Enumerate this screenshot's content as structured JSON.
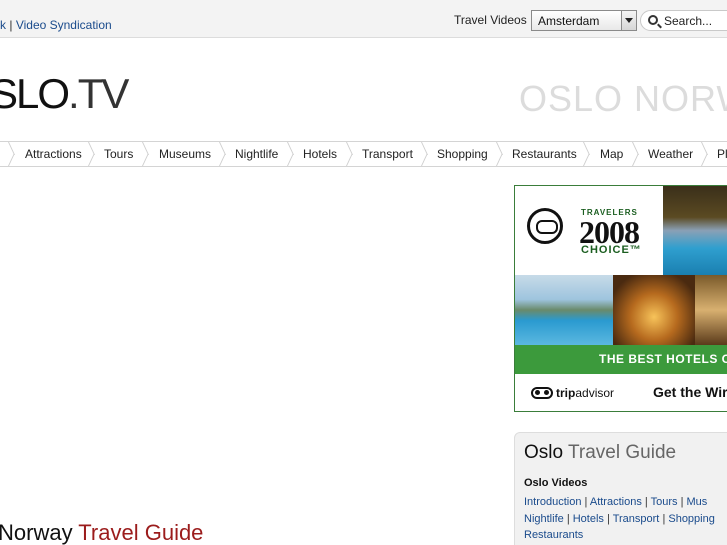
{
  "topbar": {
    "link_fragment": "k",
    "divider": "|",
    "link_video_syndication": "Video Syndication",
    "travel_videos_label": "Travel Videos",
    "city_select_value": "Amsterdam",
    "search_placeholder": "Search..."
  },
  "logo": {
    "part1": "SLO",
    "part2": ".TV"
  },
  "banner_text": "OSLO NORW",
  "nav": {
    "items": [
      "Attractions",
      "Tours",
      "Museums",
      "Nightlife",
      "Hotels",
      "Transport",
      "Shopping",
      "Restaurants",
      "Map",
      "Weather",
      "Pl"
    ]
  },
  "ad": {
    "travelers": "TRAVELERS",
    "year": "2008",
    "choice": "CHOICE™",
    "banner": "THE BEST HOTELS O",
    "brand_a": "trip",
    "brand_b": "advisor",
    "cta": "Get the Wir"
  },
  "guide": {
    "title_a": "Oslo",
    "title_b": "Travel Guide",
    "subtitle": "Oslo Videos",
    "links_row1": [
      "Introduction",
      "Attractions",
      "Tours",
      "Mus"
    ],
    "links_row2": [
      "Nightlife",
      "Hotels",
      "Transport",
      "Shopping"
    ],
    "links_row3": [
      "Restaurants"
    ],
    "sep": "|"
  },
  "page_heading": {
    "a": "Norway",
    "b": "Travel Guide"
  }
}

****************

Exercise goal: On how many lines does the word "Videos" appear? Answer with only the number.

Exercise solution: 2